■ **Work required**
Each line that holds the word "favicon" counts once; report the total and nothing else.

■ **Records to use**
+ + + + + + +
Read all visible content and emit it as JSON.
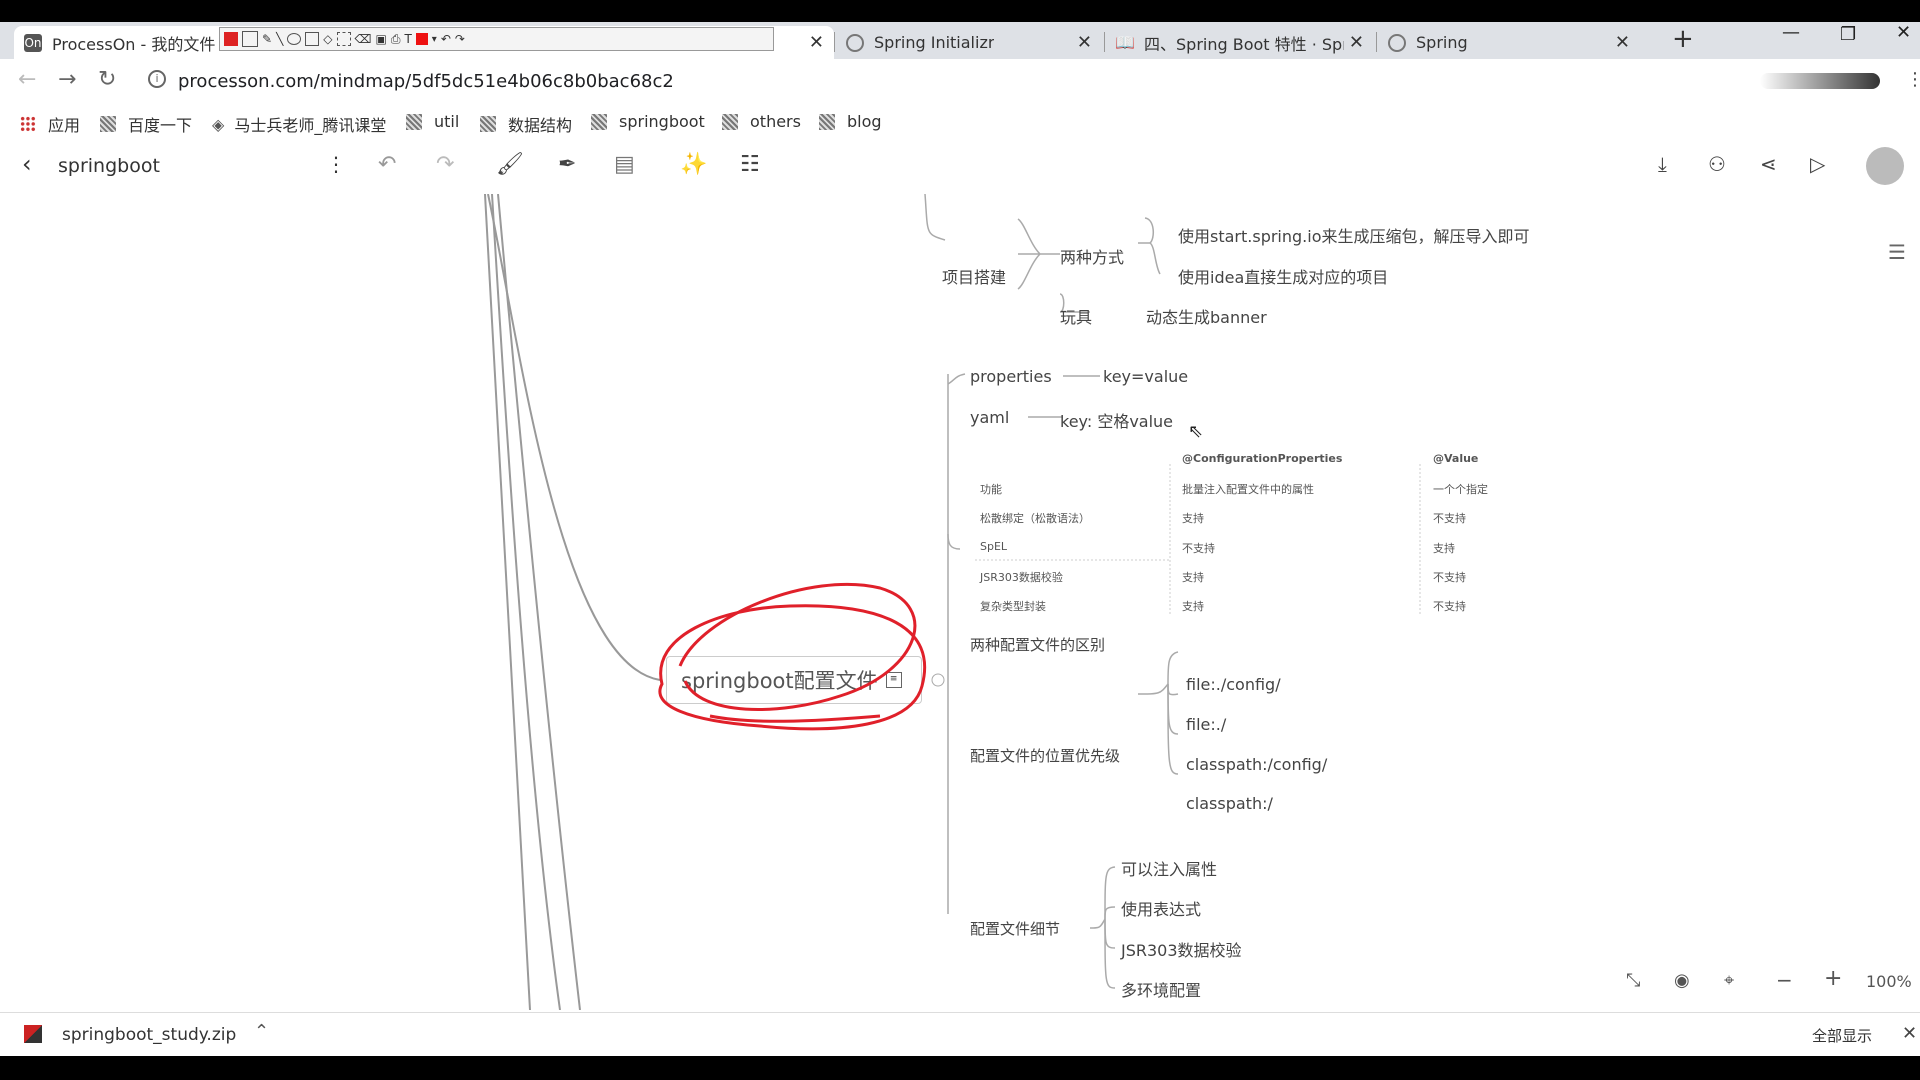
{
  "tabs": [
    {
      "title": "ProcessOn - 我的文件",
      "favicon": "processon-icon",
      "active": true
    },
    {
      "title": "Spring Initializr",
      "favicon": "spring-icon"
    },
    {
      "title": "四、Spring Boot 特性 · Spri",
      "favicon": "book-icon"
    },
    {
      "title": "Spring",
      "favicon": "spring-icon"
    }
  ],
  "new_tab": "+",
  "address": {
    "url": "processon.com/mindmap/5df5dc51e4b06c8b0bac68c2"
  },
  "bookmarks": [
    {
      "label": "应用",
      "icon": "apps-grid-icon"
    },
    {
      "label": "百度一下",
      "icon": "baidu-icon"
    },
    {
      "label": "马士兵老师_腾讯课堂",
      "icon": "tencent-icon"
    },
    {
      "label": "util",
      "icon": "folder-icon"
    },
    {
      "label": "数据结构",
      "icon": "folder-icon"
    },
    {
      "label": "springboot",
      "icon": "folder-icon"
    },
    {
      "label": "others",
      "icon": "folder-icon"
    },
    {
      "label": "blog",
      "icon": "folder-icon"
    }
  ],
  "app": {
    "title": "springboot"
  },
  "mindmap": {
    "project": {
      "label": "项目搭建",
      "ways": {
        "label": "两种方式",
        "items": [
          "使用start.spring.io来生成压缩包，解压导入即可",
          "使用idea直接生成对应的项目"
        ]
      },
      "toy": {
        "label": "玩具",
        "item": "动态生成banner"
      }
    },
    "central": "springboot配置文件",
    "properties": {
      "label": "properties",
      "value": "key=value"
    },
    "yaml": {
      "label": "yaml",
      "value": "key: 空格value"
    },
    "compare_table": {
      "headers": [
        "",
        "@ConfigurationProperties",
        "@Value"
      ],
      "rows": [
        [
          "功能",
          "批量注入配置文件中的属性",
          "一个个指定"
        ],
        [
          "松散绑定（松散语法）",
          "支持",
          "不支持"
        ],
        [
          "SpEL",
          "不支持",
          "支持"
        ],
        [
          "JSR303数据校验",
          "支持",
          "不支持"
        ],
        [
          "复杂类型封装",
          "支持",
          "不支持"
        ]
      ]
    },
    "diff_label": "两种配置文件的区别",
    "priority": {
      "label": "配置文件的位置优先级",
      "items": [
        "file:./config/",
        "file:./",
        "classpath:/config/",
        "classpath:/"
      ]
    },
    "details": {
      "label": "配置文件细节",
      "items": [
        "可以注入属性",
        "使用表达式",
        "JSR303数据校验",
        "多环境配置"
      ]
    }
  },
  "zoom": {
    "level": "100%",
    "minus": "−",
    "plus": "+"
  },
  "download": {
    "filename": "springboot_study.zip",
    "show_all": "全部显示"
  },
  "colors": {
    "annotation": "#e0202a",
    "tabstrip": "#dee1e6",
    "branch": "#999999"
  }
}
+ + + + + + +
■ **Correct answer**
4